(Exercise description): Keep the pictures out of the copy and print all the entries below exactly.

-- -- --

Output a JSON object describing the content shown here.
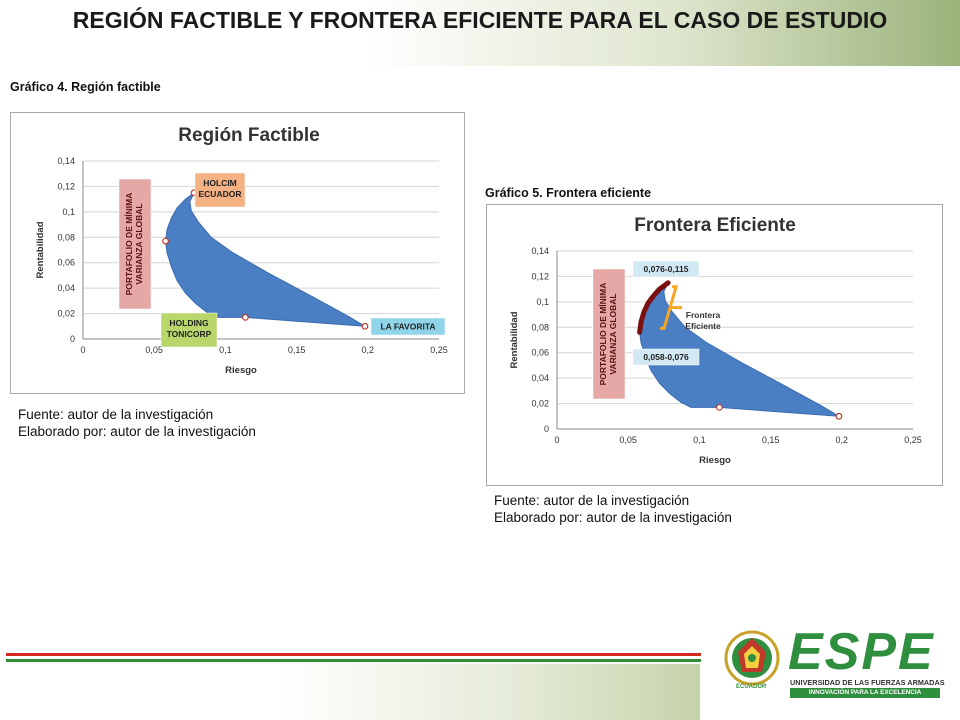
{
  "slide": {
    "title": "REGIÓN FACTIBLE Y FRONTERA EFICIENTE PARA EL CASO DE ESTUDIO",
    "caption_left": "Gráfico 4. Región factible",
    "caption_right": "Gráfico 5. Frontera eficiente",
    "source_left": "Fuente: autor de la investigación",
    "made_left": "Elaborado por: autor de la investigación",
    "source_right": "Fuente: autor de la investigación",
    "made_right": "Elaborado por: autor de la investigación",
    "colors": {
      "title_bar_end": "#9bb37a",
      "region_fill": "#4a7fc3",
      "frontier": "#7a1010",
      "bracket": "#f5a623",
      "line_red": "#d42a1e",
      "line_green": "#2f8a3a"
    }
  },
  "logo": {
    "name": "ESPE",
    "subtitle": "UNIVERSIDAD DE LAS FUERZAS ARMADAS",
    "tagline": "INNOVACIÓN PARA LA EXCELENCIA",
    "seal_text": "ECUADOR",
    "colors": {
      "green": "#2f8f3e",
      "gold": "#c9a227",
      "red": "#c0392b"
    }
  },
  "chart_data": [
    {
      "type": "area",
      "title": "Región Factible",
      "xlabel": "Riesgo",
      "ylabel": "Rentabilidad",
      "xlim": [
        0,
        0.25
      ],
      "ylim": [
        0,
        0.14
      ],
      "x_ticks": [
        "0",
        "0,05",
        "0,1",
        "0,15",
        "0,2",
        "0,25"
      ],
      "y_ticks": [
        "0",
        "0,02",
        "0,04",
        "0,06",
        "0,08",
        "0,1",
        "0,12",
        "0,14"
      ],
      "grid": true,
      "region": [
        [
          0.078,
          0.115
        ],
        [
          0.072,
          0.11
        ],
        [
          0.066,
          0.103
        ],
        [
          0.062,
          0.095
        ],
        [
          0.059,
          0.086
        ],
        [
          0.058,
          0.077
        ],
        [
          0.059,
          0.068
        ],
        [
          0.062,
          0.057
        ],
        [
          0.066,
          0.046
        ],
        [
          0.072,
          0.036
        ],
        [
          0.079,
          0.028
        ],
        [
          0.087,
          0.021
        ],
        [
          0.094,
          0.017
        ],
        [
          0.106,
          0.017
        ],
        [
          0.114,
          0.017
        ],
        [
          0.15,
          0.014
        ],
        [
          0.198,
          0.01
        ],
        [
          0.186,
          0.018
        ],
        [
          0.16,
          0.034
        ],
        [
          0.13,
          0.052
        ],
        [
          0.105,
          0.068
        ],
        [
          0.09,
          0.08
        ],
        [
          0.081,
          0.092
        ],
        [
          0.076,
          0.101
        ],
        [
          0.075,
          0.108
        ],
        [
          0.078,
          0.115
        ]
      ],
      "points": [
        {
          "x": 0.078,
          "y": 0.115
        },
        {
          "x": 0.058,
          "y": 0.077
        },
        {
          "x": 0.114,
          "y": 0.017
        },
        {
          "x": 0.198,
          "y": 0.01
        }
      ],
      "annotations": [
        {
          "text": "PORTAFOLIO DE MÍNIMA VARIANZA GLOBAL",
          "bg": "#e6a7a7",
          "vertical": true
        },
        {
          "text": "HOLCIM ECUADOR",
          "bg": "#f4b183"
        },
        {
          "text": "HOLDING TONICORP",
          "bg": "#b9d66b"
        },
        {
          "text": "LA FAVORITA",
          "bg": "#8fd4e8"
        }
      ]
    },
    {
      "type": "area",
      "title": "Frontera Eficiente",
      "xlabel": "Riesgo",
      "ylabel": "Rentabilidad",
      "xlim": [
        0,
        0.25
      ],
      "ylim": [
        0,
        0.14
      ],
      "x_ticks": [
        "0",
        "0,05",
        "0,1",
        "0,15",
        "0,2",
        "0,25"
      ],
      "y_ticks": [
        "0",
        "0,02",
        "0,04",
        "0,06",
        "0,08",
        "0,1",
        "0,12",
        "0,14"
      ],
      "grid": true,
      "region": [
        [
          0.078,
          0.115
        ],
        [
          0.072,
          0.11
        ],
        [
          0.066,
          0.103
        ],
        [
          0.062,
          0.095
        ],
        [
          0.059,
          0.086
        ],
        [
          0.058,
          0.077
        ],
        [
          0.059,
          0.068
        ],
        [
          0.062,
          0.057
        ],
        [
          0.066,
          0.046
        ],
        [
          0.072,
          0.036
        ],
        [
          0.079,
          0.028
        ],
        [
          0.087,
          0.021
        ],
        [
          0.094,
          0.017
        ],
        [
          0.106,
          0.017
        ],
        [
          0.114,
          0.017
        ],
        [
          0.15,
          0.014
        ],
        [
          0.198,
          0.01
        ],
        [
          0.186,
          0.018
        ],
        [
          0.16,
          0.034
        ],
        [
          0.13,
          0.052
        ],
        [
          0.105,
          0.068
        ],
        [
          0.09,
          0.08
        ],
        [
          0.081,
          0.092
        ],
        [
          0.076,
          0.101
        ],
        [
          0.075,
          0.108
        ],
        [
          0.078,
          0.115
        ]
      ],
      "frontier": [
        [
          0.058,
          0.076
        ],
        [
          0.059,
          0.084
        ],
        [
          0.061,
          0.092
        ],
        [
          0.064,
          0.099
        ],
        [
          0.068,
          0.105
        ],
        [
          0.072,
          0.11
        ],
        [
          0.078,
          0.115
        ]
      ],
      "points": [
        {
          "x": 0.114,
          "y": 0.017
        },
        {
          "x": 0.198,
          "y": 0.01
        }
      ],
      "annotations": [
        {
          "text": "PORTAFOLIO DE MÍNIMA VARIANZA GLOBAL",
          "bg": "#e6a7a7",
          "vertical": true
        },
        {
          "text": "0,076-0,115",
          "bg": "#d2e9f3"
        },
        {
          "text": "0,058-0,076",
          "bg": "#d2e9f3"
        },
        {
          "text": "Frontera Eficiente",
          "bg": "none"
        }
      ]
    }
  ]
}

-- -- --

(Output of the task):
Output a JSON object describing the content shown here.
{
  "slide": {
    "title": "REGIÓN FACTIBLE Y FRONTERA EFICIENTE PARA EL CASO DE ESTUDIO",
    "caption_left": "Gráfico 4. Región factible",
    "caption_right": "Gráfico 5. Frontera eficiente",
    "source_left": "Fuente: autor de la investigación",
    "made_left": "Elaborado por: autor de la investigación",
    "source_right": "Fuente: autor de la investigación",
    "made_right": "Elaborado por: autor de la investigación",
    "colors": {
      "title_bar_end": "#9bb37a",
      "region_fill": "#4a7fc3",
      "frontier": "#7a1010",
      "bracket": "#f5a623",
      "line_red": "#d42a1e",
      "line_green": "#2f8a3a"
    }
  },
  "logo": {
    "name": "ESPE",
    "subtitle": "UNIVERSIDAD DE LAS FUERZAS ARMADAS",
    "tagline": "INNOVACIÓN PARA LA EXCELENCIA",
    "seal_text": "ECUADOR",
    "colors": {
      "green": "#2f8f3e",
      "gold": "#c9a227",
      "red": "#c0392b"
    }
  },
  "chart_data": [
    {
      "type": "area",
      "title": "Región Factible",
      "xlabel": "Riesgo",
      "ylabel": "Rentabilidad",
      "xlim": [
        0,
        0.25
      ],
      "ylim": [
        0,
        0.14
      ],
      "x_ticks": [
        "0",
        "0,05",
        "0,1",
        "0,15",
        "0,2",
        "0,25"
      ],
      "y_ticks": [
        "0",
        "0,02",
        "0,04",
        "0,06",
        "0,08",
        "0,1",
        "0,12",
        "0,14"
      ],
      "grid": true,
      "region": [
        [
          0.078,
          0.115
        ],
        [
          0.072,
          0.11
        ],
        [
          0.066,
          0.103
        ],
        [
          0.062,
          0.095
        ],
        [
          0.059,
          0.086
        ],
        [
          0.058,
          0.077
        ],
        [
          0.059,
          0.068
        ],
        [
          0.062,
          0.057
        ],
        [
          0.066,
          0.046
        ],
        [
          0.072,
          0.036
        ],
        [
          0.079,
          0.028
        ],
        [
          0.087,
          0.021
        ],
        [
          0.094,
          0.017
        ],
        [
          0.106,
          0.017
        ],
        [
          0.114,
          0.017
        ],
        [
          0.15,
          0.014
        ],
        [
          0.198,
          0.01
        ],
        [
          0.186,
          0.018
        ],
        [
          0.16,
          0.034
        ],
        [
          0.13,
          0.052
        ],
        [
          0.105,
          0.068
        ],
        [
          0.09,
          0.08
        ],
        [
          0.081,
          0.092
        ],
        [
          0.076,
          0.101
        ],
        [
          0.075,
          0.108
        ],
        [
          0.078,
          0.115
        ]
      ],
      "points": [
        {
          "x": 0.078,
          "y": 0.115
        },
        {
          "x": 0.058,
          "y": 0.077
        },
        {
          "x": 0.114,
          "y": 0.017
        },
        {
          "x": 0.198,
          "y": 0.01
        }
      ],
      "annotations": [
        {
          "text": "PORTAFOLIO DE MÍNIMA VARIANZA GLOBAL",
          "bg": "#e6a7a7",
          "vertical": true
        },
        {
          "text": "HOLCIM ECUADOR",
          "bg": "#f4b183"
        },
        {
          "text": "HOLDING TONICORP",
          "bg": "#b9d66b"
        },
        {
          "text": "LA FAVORITA",
          "bg": "#8fd4e8"
        }
      ]
    },
    {
      "type": "area",
      "title": "Frontera Eficiente",
      "xlabel": "Riesgo",
      "ylabel": "Rentabilidad",
      "xlim": [
        0,
        0.25
      ],
      "ylim": [
        0,
        0.14
      ],
      "x_ticks": [
        "0",
        "0,05",
        "0,1",
        "0,15",
        "0,2",
        "0,25"
      ],
      "y_ticks": [
        "0",
        "0,02",
        "0,04",
        "0,06",
        "0,08",
        "0,1",
        "0,12",
        "0,14"
      ],
      "grid": true,
      "region": [
        [
          0.078,
          0.115
        ],
        [
          0.072,
          0.11
        ],
        [
          0.066,
          0.103
        ],
        [
          0.062,
          0.095
        ],
        [
          0.059,
          0.086
        ],
        [
          0.058,
          0.077
        ],
        [
          0.059,
          0.068
        ],
        [
          0.062,
          0.057
        ],
        [
          0.066,
          0.046
        ],
        [
          0.072,
          0.036
        ],
        [
          0.079,
          0.028
        ],
        [
          0.087,
          0.021
        ],
        [
          0.094,
          0.017
        ],
        [
          0.106,
          0.017
        ],
        [
          0.114,
          0.017
        ],
        [
          0.15,
          0.014
        ],
        [
          0.198,
          0.01
        ],
        [
          0.186,
          0.018
        ],
        [
          0.16,
          0.034
        ],
        [
          0.13,
          0.052
        ],
        [
          0.105,
          0.068
        ],
        [
          0.09,
          0.08
        ],
        [
          0.081,
          0.092
        ],
        [
          0.076,
          0.101
        ],
        [
          0.075,
          0.108
        ],
        [
          0.078,
          0.115
        ]
      ],
      "frontier": [
        [
          0.058,
          0.076
        ],
        [
          0.059,
          0.084
        ],
        [
          0.061,
          0.092
        ],
        [
          0.064,
          0.099
        ],
        [
          0.068,
          0.105
        ],
        [
          0.072,
          0.11
        ],
        [
          0.078,
          0.115
        ]
      ],
      "points": [
        {
          "x": 0.114,
          "y": 0.017
        },
        {
          "x": 0.198,
          "y": 0.01
        }
      ],
      "annotations": [
        {
          "text": "PORTAFOLIO DE MÍNIMA VARIANZA GLOBAL",
          "bg": "#e6a7a7",
          "vertical": true
        },
        {
          "text": "0,076-0,115",
          "bg": "#d2e9f3"
        },
        {
          "text": "0,058-0,076",
          "bg": "#d2e9f3"
        },
        {
          "text": "Frontera Eficiente",
          "bg": "none"
        }
      ]
    }
  ]
}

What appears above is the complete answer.